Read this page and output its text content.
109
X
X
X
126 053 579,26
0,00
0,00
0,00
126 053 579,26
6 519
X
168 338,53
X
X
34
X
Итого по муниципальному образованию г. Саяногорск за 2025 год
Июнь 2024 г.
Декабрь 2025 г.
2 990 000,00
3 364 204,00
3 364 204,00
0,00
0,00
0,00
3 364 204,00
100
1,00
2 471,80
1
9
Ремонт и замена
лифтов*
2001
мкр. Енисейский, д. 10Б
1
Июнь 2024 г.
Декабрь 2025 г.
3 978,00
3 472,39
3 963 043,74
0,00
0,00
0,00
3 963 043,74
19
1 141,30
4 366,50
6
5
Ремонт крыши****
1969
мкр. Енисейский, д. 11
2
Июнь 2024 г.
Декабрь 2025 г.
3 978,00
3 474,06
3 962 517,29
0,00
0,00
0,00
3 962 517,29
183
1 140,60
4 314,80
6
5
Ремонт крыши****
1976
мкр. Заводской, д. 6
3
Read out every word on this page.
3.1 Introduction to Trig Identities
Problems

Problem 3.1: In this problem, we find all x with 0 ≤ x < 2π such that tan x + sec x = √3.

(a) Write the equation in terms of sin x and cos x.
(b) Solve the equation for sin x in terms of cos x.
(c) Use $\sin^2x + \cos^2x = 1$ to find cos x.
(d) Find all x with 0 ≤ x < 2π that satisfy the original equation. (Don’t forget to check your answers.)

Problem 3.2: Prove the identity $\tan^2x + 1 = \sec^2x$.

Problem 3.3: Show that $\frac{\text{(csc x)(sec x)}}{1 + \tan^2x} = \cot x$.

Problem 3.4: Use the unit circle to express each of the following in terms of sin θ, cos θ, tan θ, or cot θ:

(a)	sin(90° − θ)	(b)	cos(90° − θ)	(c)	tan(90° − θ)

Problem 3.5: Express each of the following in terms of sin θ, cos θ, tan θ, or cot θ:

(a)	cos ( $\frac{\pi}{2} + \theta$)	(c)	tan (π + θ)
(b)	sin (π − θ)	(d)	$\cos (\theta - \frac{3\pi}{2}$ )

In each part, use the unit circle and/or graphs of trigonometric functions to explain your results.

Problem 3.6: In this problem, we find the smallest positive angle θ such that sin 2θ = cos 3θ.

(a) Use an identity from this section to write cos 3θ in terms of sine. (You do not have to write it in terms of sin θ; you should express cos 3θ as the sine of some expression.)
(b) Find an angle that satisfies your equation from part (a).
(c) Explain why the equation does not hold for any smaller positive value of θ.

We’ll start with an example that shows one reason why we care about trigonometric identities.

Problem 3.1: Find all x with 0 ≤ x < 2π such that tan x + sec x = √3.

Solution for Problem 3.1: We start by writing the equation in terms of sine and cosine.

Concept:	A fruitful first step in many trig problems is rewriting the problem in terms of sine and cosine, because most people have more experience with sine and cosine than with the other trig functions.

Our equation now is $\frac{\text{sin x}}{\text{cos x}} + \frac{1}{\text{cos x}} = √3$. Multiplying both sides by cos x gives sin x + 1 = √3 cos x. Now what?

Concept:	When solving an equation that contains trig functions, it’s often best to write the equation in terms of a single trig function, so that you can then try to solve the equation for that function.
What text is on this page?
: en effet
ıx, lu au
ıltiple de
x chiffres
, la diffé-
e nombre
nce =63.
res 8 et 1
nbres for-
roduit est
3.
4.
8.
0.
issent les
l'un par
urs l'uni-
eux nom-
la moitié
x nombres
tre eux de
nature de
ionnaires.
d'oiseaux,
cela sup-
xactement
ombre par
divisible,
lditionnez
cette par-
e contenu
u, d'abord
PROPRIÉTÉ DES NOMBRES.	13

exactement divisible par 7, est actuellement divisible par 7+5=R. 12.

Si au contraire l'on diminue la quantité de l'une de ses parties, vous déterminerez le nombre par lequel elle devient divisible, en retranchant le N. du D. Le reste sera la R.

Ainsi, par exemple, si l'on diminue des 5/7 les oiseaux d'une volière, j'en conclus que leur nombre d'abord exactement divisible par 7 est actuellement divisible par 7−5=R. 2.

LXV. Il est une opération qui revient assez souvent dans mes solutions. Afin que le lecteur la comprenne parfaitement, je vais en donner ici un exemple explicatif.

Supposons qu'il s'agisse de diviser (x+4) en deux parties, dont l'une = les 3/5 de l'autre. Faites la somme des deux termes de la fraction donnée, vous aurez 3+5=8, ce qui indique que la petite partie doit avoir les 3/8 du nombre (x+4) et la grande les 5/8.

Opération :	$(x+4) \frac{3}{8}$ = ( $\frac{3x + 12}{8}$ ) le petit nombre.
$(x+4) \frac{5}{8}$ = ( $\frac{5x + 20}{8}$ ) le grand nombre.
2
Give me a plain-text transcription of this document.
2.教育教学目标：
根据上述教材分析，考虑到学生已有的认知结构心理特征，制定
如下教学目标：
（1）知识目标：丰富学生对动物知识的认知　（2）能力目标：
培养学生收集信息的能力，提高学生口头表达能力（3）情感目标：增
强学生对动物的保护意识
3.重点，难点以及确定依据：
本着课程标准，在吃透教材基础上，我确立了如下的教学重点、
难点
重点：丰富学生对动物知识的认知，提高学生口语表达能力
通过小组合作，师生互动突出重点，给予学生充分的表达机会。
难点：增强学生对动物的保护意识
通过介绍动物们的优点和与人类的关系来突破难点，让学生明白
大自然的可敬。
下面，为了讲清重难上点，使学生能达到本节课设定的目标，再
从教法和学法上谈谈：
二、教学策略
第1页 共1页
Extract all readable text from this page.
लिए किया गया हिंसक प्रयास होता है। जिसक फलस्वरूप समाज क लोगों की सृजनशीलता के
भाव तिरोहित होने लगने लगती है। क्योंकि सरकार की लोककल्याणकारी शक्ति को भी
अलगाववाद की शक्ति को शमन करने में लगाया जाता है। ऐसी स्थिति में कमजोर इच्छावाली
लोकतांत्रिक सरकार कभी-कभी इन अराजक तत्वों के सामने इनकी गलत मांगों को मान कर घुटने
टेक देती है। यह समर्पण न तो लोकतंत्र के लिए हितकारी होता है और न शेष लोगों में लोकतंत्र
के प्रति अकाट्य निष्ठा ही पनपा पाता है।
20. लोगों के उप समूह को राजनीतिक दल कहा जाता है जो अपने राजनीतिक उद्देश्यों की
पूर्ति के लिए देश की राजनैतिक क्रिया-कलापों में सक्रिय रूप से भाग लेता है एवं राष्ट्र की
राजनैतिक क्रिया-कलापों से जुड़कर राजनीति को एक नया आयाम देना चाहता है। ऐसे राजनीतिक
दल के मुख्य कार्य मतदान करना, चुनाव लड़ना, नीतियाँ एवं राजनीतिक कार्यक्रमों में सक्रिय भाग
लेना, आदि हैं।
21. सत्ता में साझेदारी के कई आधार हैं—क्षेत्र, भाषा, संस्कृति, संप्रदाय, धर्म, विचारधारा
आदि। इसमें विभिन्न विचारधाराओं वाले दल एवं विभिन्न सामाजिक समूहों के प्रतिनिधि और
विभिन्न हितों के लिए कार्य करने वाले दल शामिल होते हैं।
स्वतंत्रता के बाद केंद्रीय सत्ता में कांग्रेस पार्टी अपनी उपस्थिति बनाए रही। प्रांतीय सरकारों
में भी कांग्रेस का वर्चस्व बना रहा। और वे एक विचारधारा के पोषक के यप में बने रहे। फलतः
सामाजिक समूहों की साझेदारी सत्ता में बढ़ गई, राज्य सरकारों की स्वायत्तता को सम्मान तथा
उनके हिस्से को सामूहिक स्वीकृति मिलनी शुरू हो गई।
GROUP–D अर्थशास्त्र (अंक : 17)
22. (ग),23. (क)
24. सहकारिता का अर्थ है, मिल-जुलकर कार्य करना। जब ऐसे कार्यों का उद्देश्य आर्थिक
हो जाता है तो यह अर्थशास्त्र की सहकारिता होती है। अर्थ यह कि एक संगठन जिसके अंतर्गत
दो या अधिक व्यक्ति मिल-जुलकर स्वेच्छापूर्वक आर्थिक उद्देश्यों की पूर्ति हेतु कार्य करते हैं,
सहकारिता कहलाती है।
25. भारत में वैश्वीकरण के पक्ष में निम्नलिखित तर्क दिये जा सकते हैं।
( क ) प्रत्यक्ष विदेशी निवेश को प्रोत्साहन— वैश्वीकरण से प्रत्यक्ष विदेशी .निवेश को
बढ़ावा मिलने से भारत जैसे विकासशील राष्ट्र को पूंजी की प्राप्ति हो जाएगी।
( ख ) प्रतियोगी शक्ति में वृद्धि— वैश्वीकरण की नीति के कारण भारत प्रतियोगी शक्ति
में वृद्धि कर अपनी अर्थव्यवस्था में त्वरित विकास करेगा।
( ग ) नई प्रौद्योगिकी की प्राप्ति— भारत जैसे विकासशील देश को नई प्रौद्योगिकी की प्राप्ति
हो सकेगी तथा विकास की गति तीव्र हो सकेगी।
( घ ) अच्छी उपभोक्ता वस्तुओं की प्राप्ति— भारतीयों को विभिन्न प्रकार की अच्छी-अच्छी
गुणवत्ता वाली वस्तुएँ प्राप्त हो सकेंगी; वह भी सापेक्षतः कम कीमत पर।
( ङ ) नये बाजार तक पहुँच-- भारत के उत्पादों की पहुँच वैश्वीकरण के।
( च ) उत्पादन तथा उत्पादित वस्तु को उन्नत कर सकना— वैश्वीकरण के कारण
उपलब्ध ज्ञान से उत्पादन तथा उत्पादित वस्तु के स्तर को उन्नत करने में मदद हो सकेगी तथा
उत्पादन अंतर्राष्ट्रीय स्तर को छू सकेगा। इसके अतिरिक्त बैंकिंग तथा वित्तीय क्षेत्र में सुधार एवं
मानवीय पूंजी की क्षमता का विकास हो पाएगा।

= Work to complete =
Note how many lines in the listing above hold the string "exactement", then give only that figure.

= Written answer =
2